::: ROWS :::
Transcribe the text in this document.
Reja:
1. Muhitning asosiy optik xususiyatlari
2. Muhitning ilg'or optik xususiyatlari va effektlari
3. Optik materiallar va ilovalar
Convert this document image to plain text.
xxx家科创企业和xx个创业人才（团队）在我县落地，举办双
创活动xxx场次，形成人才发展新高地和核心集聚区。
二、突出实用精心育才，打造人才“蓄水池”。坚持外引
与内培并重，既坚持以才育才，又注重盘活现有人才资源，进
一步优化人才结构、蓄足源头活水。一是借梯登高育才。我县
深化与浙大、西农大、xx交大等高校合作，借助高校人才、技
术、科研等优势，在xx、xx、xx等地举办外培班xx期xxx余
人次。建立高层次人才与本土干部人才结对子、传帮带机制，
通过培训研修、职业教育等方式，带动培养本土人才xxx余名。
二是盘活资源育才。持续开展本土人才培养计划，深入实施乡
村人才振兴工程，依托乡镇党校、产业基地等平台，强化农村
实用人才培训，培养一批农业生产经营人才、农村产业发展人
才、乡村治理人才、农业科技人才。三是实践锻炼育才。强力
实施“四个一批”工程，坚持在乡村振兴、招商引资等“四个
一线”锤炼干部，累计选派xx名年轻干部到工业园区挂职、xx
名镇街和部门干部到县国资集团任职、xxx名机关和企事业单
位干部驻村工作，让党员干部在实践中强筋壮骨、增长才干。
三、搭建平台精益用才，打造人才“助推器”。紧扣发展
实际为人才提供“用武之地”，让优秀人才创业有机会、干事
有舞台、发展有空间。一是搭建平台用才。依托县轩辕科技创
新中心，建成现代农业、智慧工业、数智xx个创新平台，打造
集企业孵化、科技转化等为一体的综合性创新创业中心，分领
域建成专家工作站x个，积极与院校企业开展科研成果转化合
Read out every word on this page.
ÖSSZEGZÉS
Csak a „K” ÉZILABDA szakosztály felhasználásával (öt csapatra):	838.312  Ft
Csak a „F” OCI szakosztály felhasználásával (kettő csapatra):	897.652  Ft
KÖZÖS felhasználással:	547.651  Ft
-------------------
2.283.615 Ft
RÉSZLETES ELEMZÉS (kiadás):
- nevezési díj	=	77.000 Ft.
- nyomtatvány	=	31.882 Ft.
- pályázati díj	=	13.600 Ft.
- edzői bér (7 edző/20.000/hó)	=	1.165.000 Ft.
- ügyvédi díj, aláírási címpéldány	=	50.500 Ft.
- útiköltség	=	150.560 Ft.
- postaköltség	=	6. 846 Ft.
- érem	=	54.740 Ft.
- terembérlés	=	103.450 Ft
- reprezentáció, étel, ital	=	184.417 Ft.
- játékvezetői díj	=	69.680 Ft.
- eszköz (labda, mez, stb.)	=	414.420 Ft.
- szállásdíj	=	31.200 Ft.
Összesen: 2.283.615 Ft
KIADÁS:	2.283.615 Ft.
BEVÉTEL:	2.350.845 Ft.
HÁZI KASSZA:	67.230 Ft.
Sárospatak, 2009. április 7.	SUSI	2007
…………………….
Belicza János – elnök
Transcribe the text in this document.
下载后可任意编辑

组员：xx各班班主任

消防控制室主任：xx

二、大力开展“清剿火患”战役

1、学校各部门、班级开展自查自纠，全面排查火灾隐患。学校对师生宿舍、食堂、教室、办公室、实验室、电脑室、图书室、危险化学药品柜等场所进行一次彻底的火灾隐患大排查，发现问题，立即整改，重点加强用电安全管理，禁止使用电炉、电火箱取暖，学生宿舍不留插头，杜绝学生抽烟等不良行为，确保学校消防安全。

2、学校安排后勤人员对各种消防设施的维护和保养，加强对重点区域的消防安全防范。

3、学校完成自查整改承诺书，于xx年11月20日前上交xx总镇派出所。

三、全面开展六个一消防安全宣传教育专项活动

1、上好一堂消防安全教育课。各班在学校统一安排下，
:::
[TASK DESCRIPTION] In the entries above, find lines with "打造人才" and copy each.

[EXERCISE OUTPUT]
二、突出实用精心育才，打造人才“蓄水池”。坚持外引
三、搭建平台精益用才，打造人才“助推器”。紧扣发展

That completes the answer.